▸ **What the task asks**
Without changing a character, return the entries, but not the images they hold.

▸ **A block of data**
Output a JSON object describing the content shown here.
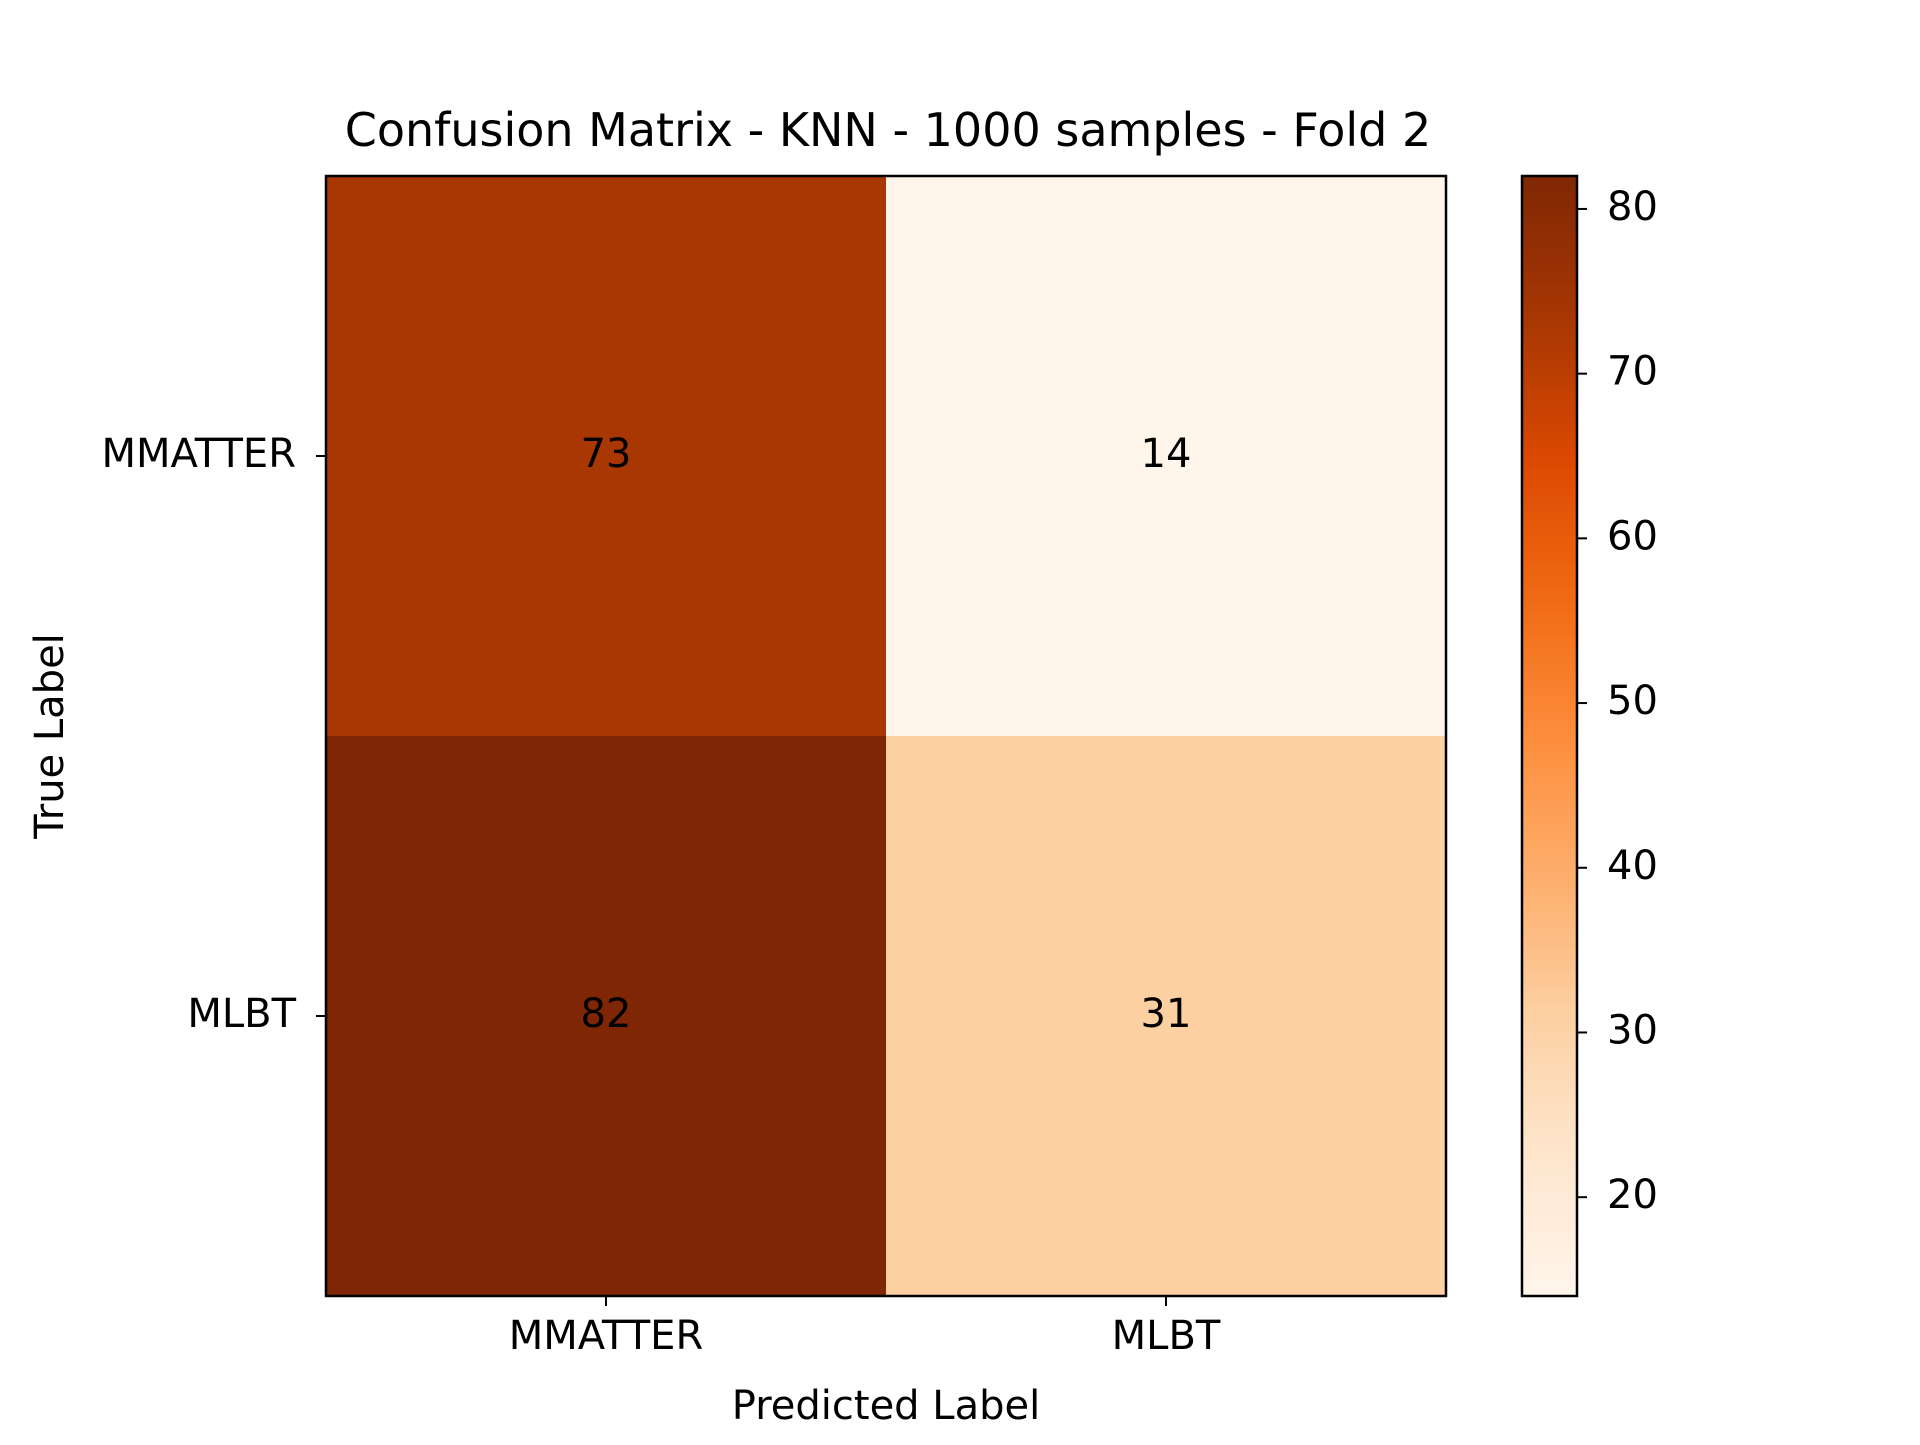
{
  "chart_data": {
    "type": "heatmap",
    "title": "Confusion Matrix - KNN - 1000 samples - Fold 2",
    "xlabel": "Predicted Label",
    "ylabel": "True Label",
    "x_categories": [
      "MMATTER",
      "MLBT"
    ],
    "y_categories": [
      "MMATTER",
      "MLBT"
    ],
    "values": [
      [
        73,
        14
      ],
      [
        82,
        31
      ]
    ],
    "colormap": "Oranges",
    "colorbar": {
      "range": [
        14,
        82
      ],
      "ticks": [
        20,
        30,
        40,
        50,
        60,
        70,
        80
      ],
      "tick_labels": [
        "20",
        "30",
        "40",
        "50",
        "60",
        "70",
        "80"
      ],
      "placement": "right"
    },
    "colors": {
      "light": "#fff5eb",
      "dark": "#7f2704"
    }
  }
}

▸ **Result below**
Output a JSON object describing the content shown here.
{
  "chart_data": {
    "type": "heatmap",
    "title": "Confusion Matrix - KNN - 1000 samples - Fold 2",
    "xlabel": "Predicted Label",
    "ylabel": "True Label",
    "x_categories": [
      "MMATTER",
      "MLBT"
    ],
    "y_categories": [
      "MMATTER",
      "MLBT"
    ],
    "values": [
      [
        73,
        14
      ],
      [
        82,
        31
      ]
    ],
    "colormap": "Oranges",
    "colorbar": {
      "range": [
        14,
        82
      ],
      "ticks": [
        20,
        30,
        40,
        50,
        60,
        70,
        80
      ],
      "tick_labels": [
        "20",
        "30",
        "40",
        "50",
        "60",
        "70",
        "80"
      ],
      "placement": "right"
    },
    "colors": {
      "light": "#fff5eb",
      "dark": "#7f2704"
    }
  }
}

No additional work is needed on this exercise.